#### [SUPPLIED DATA]
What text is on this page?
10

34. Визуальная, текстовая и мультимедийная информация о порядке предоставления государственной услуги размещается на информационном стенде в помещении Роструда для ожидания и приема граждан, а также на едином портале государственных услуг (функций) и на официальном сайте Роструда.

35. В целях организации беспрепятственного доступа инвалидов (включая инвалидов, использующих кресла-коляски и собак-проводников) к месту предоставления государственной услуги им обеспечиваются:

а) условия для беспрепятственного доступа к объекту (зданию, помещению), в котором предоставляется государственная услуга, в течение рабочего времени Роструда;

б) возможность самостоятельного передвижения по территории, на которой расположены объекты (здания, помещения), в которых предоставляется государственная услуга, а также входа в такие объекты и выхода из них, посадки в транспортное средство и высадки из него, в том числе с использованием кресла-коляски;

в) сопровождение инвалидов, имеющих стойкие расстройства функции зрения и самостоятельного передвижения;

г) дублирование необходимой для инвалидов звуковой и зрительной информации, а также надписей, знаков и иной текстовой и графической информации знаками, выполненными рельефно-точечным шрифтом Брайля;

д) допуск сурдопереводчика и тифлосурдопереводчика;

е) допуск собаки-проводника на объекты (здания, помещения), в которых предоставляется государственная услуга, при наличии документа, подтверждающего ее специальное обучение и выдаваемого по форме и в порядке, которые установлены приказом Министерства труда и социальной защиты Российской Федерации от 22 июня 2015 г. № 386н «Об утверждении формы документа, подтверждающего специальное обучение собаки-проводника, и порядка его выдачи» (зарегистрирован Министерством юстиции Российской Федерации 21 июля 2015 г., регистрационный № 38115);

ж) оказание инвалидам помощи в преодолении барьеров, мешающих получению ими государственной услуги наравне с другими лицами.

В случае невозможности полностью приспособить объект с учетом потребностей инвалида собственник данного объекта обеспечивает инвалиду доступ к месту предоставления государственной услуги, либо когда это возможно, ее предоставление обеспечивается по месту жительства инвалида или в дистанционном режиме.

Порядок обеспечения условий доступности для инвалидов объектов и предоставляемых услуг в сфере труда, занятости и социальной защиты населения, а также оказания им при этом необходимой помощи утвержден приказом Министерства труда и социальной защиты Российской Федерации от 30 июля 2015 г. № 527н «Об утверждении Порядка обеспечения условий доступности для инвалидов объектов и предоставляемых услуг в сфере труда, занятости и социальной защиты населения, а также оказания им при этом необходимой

#### [EXERCISE TASK]
Identify and list each line with the word "самостоятельного".

#### [TASK OUTPUT]
б) возможность самостоятельного передвижения по территории, на которой расположены объекты (здания, помещения), в которых предоставляется государственная услуга, а также входа в такие объекты и выхода из них, посадки в транспортное средство и высадки из него, в том числе с использованием кресла-коляски;
в) сопровождение инвалидов, имеющих стойкие расстройства функции зрения и самостоятельного передвижения;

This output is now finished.